**Data section:**
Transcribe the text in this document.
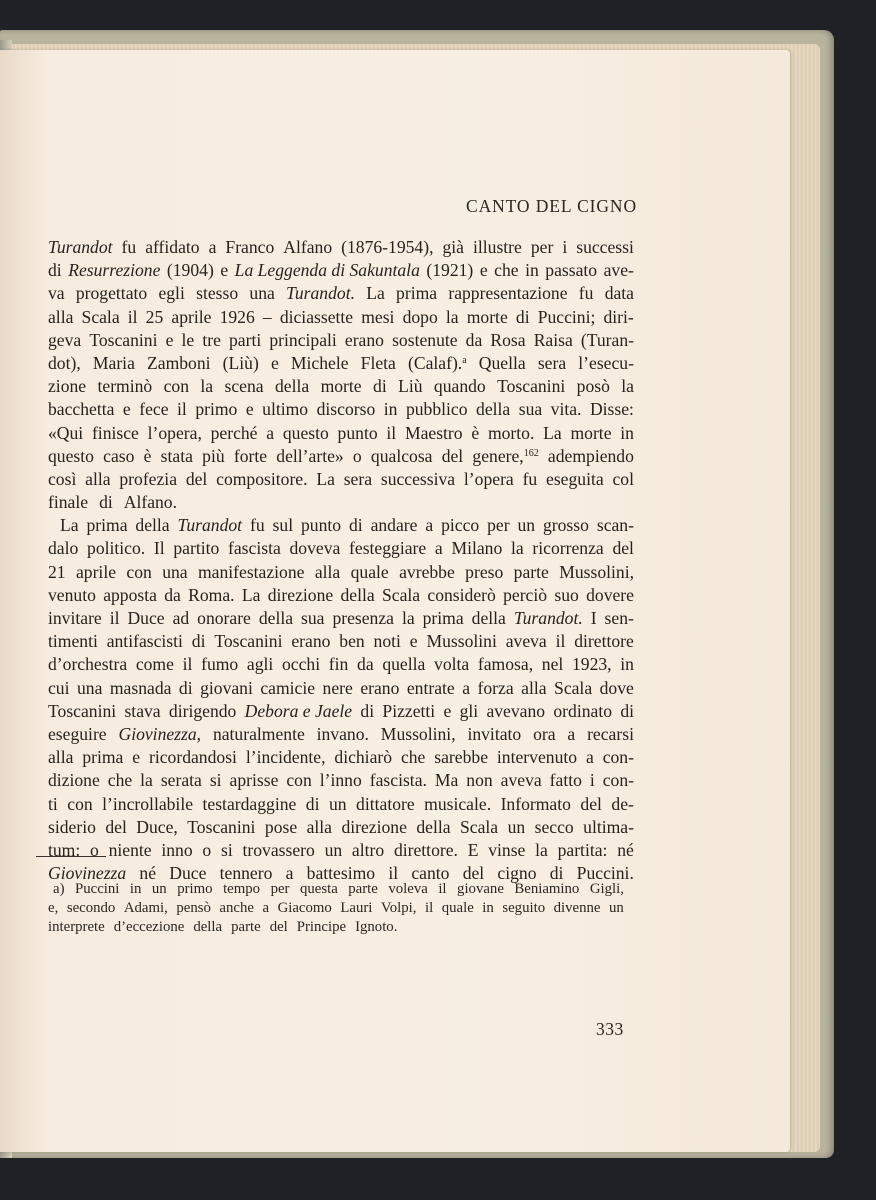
CANTO DEL CIGNO
Turandot fu affidato a Franco Alfano (1876-1954), già illustre per i successi
di Resurrezione (1904) e La Leggenda di Sakuntala (1921) e che in passato ave-
va progettato egli stesso una Turandot. La prima rappresentazione fu data
alla Scala il 25 aprile 1926 – diciassette mesi dopo la morte di Puccini; diri-
geva Toscanini e le tre parti principali erano sostenute da Rosa Raisa (Turan-
dot), Maria Zamboni (Liù) e Michele Fleta (Calaf).$^a$ Quella sera l’esecu-
zione terminò con la scena della morte di Liù quando Toscanini posò la
bacchetta e fece il primo e ultimo discorso in pubblico della sua vita. Disse:
«Qui finisce l’opera, perché a questo punto il Maestro è morto. La morte in
questo caso è stata più forte dell’arte» o qualcosa del genere,$^{162}$ adempiendo
così alla profezia del compositore. La sera successiva l’opera fu eseguita col
finale di Alfano.
La prima della Turandot fu sul punto di andare a picco per un grosso scan-
dalo politico. Il partito fascista doveva festeggiare a Milano la ricorrenza del
21 aprile con una manifestazione alla quale avrebbe preso parte Mussolini,
venuto apposta da Roma. La direzione della Scala considerò perciò suo dovere
invitare il Duce ad onorare della sua presenza la prima della Turandot. I sen-
timenti antifascisti di Toscanini erano ben noti e Mussolini aveva il direttore
d’orchestra come il fumo agli occhi fin da quella volta famosa, nel 1923, in
cui una masnada di giovani camicie nere erano entrate a forza alla Scala dove
Toscanini stava dirigendo Debora e Jaele di Pizzetti e gli avevano ordinato di
eseguire Giovinezza, naturalmente invano. Mussolini, invitato ora a recarsi
alla prima e ricordandosi l’incidente, dichiarò che sarebbe intervenuto a con-
dizione che la serata si aprisse con l’inno fascista. Ma non aveva fatto i con-
ti con l’incrollabile testardaggine di un dittatore musicale. Informato del de-
siderio del Duce, Toscanini pose alla direzione della Scala un secco ultima-
tum: o niente inno o si trovassero un altro direttore. E vinse la partita: né
Giovinezza né Duce tennero a battesimo il canto del cigno di Puccini.
a) Puccini in un primo tempo per questa parte voleva il giovane Beniamino Gigli,
e, secondo Adami, pensò anche a Giacomo Lauri Volpi, il quale in seguito divenne un
interprete d’eccezione della parte del Principe Ignoto.
333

**Problem to solve:** Go through the material above and print all of it exactly, except the pictures.

**Exercise response:**
Transcribe the text in this document.
CANTO DEL CIGNO
Turandot fu affidato a Franco Alfano (1876-1954), già illustre per i successi
di Resurrezione (1904) e La Leggenda di Sakuntala (1921) e che in passato ave-
va progettato egli stesso una Turandot. La prima rappresentazione fu data
alla Scala il 25 aprile 1926 – diciassette mesi dopo la morte di Puccini; diri-
geva Toscanini e le tre parti principali erano sostenute da Rosa Raisa (Turan-
dot), Maria Zamboni (Liù) e Michele Fleta (Calaf).$^a$ Quella sera l’esecu-
zione terminò con la scena della morte di Liù quando Toscanini posò la
bacchetta e fece il primo e ultimo discorso in pubblico della sua vita. Disse:
«Qui finisce l’opera, perché a questo punto il Maestro è morto. La morte in
questo caso è stata più forte dell’arte» o qualcosa del genere,$^{162}$ adempiendo
così alla profezia del compositore. La sera successiva l’opera fu eseguita col
finale di Alfano.
La prima della Turandot fu sul punto di andare a picco per un grosso scan-
dalo politico. Il partito fascista doveva festeggiare a Milano la ricorrenza del
21 aprile con una manifestazione alla quale avrebbe preso parte Mussolini,
venuto apposta da Roma. La direzione della Scala considerò perciò suo dovere
invitare il Duce ad onorare della sua presenza la prima della Turandot. I sen-
timenti antifascisti di Toscanini erano ben noti e Mussolini aveva il direttore
d’orchestra come il fumo agli occhi fin da quella volta famosa, nel 1923, in
cui una masnada di giovani camicie nere erano entrate a forza alla Scala dove
Toscanini stava dirigendo Debora e Jaele di Pizzetti e gli avevano ordinato di
eseguire Giovinezza, naturalmente invano. Mussolini, invitato ora a recarsi
alla prima e ricordandosi l’incidente, dichiarò che sarebbe intervenuto a con-
dizione che la serata si aprisse con l’inno fascista. Ma non aveva fatto i con-
ti con l’incrollabile testardaggine di un dittatore musicale. Informato del de-
siderio del Duce, Toscanini pose alla direzione della Scala un secco ultima-
tum: o niente inno o si trovassero un altro direttore. E vinse la partita: né
Giovinezza né Duce tennero a battesimo il canto del cigno di Puccini.
a) Puccini in un primo tempo per questa parte voleva il giovane Beniamino Gigli,
e, secondo Adami, pensò anche a Giacomo Lauri Volpi, il quale in seguito divenne un
interprete d’eccezione della parte del Principe Ignoto.
333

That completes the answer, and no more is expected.